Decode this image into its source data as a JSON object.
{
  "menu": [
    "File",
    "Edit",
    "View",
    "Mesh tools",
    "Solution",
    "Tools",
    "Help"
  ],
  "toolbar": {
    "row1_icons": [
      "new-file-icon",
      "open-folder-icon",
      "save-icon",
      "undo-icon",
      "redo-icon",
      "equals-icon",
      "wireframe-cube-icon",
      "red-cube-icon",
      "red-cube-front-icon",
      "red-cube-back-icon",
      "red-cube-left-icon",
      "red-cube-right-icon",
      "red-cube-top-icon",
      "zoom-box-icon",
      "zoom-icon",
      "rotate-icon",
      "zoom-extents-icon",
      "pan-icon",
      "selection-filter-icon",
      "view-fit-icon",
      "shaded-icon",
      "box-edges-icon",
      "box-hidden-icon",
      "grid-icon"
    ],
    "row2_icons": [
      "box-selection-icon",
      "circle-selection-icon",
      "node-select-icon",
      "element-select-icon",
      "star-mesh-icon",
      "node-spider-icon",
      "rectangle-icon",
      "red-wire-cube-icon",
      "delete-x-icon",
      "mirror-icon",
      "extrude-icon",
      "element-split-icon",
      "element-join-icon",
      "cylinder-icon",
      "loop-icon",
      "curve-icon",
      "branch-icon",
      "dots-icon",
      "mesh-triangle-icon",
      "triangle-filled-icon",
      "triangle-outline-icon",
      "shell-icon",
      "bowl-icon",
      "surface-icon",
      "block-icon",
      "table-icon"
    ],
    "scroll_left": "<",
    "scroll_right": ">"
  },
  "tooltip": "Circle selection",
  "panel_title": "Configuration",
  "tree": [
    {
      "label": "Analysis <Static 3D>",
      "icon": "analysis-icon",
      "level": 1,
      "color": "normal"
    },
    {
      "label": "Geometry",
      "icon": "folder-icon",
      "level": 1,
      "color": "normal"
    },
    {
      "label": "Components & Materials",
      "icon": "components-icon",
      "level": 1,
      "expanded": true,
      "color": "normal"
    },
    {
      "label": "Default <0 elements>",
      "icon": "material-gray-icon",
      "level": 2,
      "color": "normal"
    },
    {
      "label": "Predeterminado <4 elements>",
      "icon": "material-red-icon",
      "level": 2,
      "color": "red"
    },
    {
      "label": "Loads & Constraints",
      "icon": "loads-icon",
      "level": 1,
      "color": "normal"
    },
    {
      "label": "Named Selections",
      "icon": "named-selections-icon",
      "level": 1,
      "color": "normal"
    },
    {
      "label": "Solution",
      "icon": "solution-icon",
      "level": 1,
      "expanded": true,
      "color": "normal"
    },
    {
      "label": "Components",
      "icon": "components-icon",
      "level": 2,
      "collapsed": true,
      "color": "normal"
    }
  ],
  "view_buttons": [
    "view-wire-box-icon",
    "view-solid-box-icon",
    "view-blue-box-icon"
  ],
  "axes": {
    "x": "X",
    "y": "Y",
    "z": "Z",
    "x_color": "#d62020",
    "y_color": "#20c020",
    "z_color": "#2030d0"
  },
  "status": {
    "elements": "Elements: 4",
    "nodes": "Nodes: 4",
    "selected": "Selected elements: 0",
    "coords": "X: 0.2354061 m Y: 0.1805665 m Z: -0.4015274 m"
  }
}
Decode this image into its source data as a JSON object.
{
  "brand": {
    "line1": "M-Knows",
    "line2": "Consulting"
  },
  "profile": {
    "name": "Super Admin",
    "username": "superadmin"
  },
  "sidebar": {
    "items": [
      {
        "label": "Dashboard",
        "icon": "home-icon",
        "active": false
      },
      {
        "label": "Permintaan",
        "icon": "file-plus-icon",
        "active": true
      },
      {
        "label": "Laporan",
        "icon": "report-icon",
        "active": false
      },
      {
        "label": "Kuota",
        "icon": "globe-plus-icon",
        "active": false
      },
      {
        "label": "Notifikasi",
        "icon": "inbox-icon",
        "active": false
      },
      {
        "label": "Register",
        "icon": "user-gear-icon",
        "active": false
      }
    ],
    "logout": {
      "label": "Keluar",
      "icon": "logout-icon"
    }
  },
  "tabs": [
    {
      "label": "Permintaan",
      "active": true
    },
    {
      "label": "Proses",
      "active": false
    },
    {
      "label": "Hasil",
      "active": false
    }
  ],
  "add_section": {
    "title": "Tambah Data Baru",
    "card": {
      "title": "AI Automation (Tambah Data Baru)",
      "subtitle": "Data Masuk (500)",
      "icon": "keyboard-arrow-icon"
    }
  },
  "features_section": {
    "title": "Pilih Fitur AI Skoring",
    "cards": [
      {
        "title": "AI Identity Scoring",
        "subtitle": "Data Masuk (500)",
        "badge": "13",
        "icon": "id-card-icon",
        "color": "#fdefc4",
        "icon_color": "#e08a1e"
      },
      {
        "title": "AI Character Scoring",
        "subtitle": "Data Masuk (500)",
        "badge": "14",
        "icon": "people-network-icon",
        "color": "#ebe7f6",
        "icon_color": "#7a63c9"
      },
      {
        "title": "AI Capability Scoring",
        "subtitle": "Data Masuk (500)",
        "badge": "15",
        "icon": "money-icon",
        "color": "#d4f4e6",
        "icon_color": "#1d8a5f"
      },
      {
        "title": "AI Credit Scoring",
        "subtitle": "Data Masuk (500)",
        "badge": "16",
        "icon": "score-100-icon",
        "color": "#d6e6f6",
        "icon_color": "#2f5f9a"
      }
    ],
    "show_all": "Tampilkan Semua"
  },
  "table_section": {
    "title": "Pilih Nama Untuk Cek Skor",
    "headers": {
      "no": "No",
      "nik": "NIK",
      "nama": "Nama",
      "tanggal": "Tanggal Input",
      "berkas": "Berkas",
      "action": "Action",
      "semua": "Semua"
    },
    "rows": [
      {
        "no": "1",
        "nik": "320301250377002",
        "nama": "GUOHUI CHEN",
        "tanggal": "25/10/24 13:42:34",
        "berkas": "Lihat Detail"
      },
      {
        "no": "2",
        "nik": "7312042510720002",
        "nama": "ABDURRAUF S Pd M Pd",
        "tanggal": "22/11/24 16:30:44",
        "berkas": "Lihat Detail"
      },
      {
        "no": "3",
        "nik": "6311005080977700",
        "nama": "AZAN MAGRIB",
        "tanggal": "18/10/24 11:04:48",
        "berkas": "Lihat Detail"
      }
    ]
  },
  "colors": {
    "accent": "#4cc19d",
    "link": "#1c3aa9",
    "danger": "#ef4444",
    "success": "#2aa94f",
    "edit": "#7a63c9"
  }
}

● ● ● ● ● ● ●

**What this task involves**
Copy the lines from the entries above in which the word "zoom" appears.

**Response to the exercise**
      "zoom-box-icon",
      "zoom-icon",
      "zoom-extents-icon",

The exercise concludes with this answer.